**Written task:** Return the records, each one exactly as written.

**Records supplied:**
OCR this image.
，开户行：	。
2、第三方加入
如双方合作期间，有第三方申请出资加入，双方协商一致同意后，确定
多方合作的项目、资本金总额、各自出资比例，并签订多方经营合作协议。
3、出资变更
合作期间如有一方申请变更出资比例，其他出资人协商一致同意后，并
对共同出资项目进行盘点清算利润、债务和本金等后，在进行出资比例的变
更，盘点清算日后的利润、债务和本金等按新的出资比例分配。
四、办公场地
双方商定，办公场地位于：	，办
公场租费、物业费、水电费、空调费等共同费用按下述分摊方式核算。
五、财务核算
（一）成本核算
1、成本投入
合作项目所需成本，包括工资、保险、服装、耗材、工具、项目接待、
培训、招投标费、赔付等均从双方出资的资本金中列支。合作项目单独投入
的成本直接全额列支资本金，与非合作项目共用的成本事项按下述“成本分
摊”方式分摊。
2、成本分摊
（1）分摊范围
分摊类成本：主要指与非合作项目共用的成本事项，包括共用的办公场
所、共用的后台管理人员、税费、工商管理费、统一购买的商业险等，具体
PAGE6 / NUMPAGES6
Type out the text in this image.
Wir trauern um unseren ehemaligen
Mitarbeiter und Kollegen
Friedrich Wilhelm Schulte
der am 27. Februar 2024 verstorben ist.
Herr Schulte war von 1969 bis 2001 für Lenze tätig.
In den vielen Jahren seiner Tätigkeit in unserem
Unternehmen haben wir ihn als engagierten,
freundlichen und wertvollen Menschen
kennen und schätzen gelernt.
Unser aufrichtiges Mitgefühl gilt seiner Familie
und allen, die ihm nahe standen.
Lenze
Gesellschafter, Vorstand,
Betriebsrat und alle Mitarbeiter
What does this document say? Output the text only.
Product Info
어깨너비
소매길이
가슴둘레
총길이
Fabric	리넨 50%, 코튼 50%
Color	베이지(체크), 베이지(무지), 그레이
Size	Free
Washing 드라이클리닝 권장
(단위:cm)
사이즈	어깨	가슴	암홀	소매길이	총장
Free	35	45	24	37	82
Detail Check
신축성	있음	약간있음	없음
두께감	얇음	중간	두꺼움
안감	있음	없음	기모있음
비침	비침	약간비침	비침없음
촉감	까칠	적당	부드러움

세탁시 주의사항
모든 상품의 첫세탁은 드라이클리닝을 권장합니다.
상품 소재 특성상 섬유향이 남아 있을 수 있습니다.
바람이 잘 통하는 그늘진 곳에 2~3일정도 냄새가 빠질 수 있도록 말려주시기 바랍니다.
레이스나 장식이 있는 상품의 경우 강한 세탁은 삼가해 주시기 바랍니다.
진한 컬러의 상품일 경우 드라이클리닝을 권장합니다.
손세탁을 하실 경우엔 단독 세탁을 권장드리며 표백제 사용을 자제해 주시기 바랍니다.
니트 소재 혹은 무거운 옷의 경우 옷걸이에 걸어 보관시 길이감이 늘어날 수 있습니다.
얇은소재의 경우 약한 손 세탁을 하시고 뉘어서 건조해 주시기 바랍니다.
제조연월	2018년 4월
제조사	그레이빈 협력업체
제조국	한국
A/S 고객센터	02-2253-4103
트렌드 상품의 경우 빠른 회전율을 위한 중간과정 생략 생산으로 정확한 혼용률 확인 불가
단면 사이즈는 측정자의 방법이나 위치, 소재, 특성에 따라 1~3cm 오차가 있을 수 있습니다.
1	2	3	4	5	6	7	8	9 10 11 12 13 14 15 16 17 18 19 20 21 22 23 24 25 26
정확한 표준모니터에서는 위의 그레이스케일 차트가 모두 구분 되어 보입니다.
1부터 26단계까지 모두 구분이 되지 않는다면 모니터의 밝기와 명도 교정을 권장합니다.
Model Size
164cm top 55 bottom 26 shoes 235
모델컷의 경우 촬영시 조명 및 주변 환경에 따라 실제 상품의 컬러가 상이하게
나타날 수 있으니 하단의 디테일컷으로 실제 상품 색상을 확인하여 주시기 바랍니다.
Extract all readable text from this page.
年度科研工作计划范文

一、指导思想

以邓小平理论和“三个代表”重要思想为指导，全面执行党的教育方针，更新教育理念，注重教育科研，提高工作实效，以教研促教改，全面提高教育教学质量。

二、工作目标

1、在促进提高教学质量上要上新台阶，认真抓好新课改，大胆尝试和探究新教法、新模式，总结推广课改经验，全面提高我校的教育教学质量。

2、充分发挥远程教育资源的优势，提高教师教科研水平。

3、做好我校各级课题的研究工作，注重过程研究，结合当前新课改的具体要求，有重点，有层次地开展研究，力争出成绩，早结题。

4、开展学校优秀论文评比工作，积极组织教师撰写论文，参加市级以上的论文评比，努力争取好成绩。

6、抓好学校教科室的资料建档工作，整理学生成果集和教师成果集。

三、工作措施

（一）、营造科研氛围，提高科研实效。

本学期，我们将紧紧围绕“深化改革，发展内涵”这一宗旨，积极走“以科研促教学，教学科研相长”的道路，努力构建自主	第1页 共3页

**Exercise result:**
OCR this image.
，开户行：	。
2、第三方加入
如双方合作期间，有第三方申请出资加入，双方协商一致同意后，确定
多方合作的项目、资本金总额、各自出资比例，并签订多方经营合作协议。
3、出资变更
合作期间如有一方申请变更出资比例，其他出资人协商一致同意后，并
对共同出资项目进行盘点清算利润、债务和本金等后，在进行出资比例的变
更，盘点清算日后的利润、债务和本金等按新的出资比例分配。
四、办公场地
双方商定，办公场地位于：	，办
公场租费、物业费、水电费、空调费等共同费用按下述分摊方式核算。
五、财务核算
（一）成本核算
1、成本投入
合作项目所需成本，包括工资、保险、服装、耗材、工具、项目接待、
培训、招投标费、赔付等均从双方出资的资本金中列支。合作项目单独投入
的成本直接全额列支资本金，与非合作项目共用的成本事项按下述“成本分
摊”方式分摊。
2、成本分摊
（1）分摊范围
分摊类成本：主要指与非合作项目共用的成本事项，包括共用的办公场
所、共用的后台管理人员、税费、工商管理费、统一购买的商业险等，具体
PAGE6 / NUMPAGES6
Type out the text in this image.
Wir trauern um unseren ehemaligen
Mitarbeiter und Kollegen
Friedrich Wilhelm Schulte
der am 27. Februar 2024 verstorben ist.
Herr Schulte war von 1969 bis 2001 für Lenze tätig.
In den vielen Jahren seiner Tätigkeit in unserem
Unternehmen haben wir ihn als engagierten,
freundlichen und wertvollen Menschen
kennen und schätzen gelernt.
Unser aufrichtiges Mitgefühl gilt seiner Familie
und allen, die ihm nahe standen.
Lenze
Gesellschafter, Vorstand,
Betriebsrat und alle Mitarbeiter
What does this document say? Output the text only.
Product Info
어깨너비
소매길이
가슴둘레
총길이
Fabric	리넨 50%, 코튼 50%
Color	베이지(체크), 베이지(무지), 그레이
Size	Free
Washing 드라이클리닝 권장
(단위:cm)
사이즈	어깨	가슴	암홀	소매길이	총장
Free	35	45	24	37	82
Detail Check
신축성	있음	약간있음	없음
두께감	얇음	중간	두꺼움
안감	있음	없음	기모있음
비침	비침	약간비침	비침없음
촉감	까칠	적당	부드러움

세탁시 주의사항
모든 상품의 첫세탁은 드라이클리닝을 권장합니다.
상품 소재 특성상 섬유향이 남아 있을 수 있습니다.
바람이 잘 통하는 그늘진 곳에 2~3일정도 냄새가 빠질 수 있도록 말려주시기 바랍니다.
레이스나 장식이 있는 상품의 경우 강한 세탁은 삼가해 주시기 바랍니다.
진한 컬러의 상품일 경우 드라이클리닝을 권장합니다.
손세탁을 하실 경우엔 단독 세탁을 권장드리며 표백제 사용을 자제해 주시기 바랍니다.
니트 소재 혹은 무거운 옷의 경우 옷걸이에 걸어 보관시 길이감이 늘어날 수 있습니다.
얇은소재의 경우 약한 손 세탁을 하시고 뉘어서 건조해 주시기 바랍니다.
제조연월	2018년 4월
제조사	그레이빈 협력업체
제조국	한국
A/S 고객센터	02-2253-4103
트렌드 상품의 경우 빠른 회전율을 위한 중간과정 생략 생산으로 정확한 혼용률 확인 불가
단면 사이즈는 측정자의 방법이나 위치, 소재, 특성에 따라 1~3cm 오차가 있을 수 있습니다.
1	2	3	4	5	6	7	8	9 10 11 12 13 14 15 16 17 18 19 20 21 22 23 24 25 26
정확한 표준모니터에서는 위의 그레이스케일 차트가 모두 구분 되어 보입니다.
1부터 26단계까지 모두 구분이 되지 않는다면 모니터의 밝기와 명도 교정을 권장합니다.
Model Size
164cm top 55 bottom 26 shoes 235
모델컷의 경우 촬영시 조명 및 주변 환경에 따라 실제 상품의 컬러가 상이하게
나타날 수 있으니 하단의 디테일컷으로 실제 상품 색상을 확인하여 주시기 바랍니다.
Extract all readable text from this page.
年度科研工作计划范文

一、指导思想

以邓小平理论和“三个代表”重要思想为指导，全面执行党的教育方针，更新教育理念，注重教育科研，提高工作实效，以教研促教改，全面提高教育教学质量。

二、工作目标

1、在促进提高教学质量上要上新台阶，认真抓好新课改，大胆尝试和探究新教法、新模式，总结推广课改经验，全面提高我校的教育教学质量。

2、充分发挥远程教育资源的优势，提高教师教科研水平。

3、做好我校各级课题的研究工作，注重过程研究，结合当前新课改的具体要求，有重点，有层次地开展研究，力争出成绩，早结题。

4、开展学校优秀论文评比工作，积极组织教师撰写论文，参加市级以上的论文评比，努力争取好成绩。

6、抓好学校教科室的资料建档工作，整理学生成果集和教师成果集。

三、工作措施

（一）、营造科研氛围，提高科研实效。

本学期，我们将紧紧围绕“深化改革，发展内涵”这一宗旨，积极走“以科研促教学，教学科研相长”的道路，努力构建自主	第1页 共3页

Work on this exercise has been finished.